:: Exercise objective ::
Reproduce the listing word for word, leaving every picture behind.

:: Extracted records ::
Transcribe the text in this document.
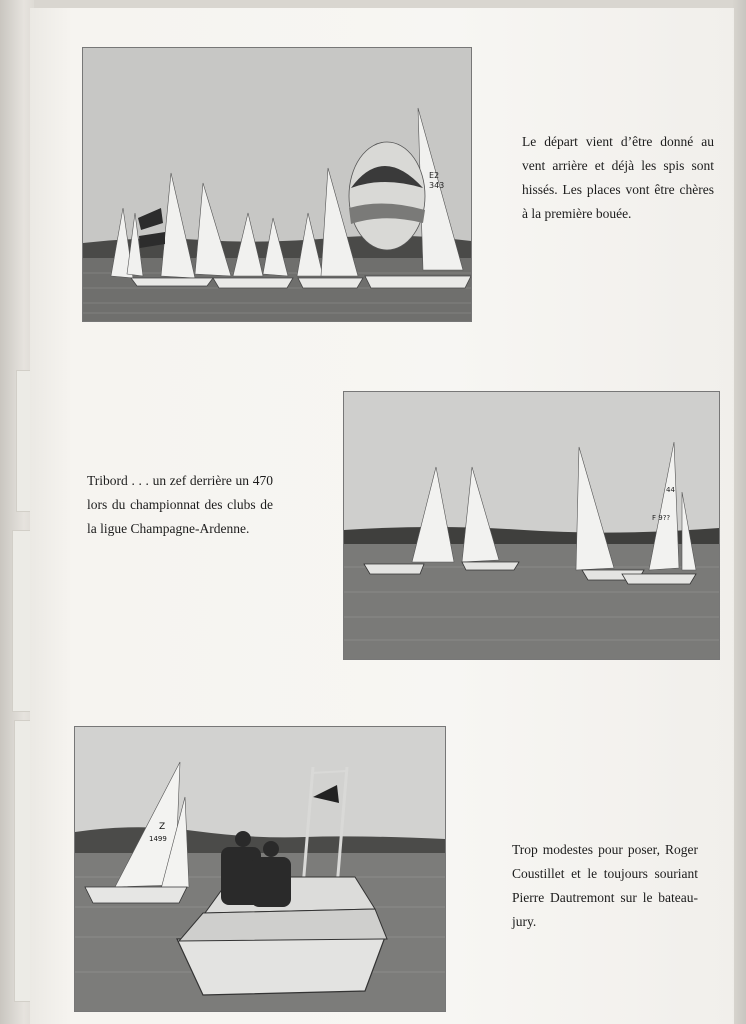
E2
343
Le départ vient d’être donné au vent arrière et déjà les spis sont hissés. Les places vont être chères à la première bouée.
F 9??
44
Tribord . . . un zef derrière un 470 lors du championnat des clubs de la ligue Champagne-Ardenne.
Z
1499
Trop modestes pour poser, Roger Coustillet et le toujours souriant Pierre Dautremont sur le bateau-jury.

:: Exercise answer ::
Transcribe the text in this document.
E2
343
Le départ vient d’être donné au vent arrière et déjà les spis sont hissés. Les places vont être chères à la première bouée.
F 9??
44
Tribord . . . un zef derrière un 470 lors du championnat des clubs de la ligue Champagne-Ardenne.
Z
1499
Trop modestes pour poser, Roger Coustillet et le toujours souriant Pierre Dautremont sur le bateau-jury.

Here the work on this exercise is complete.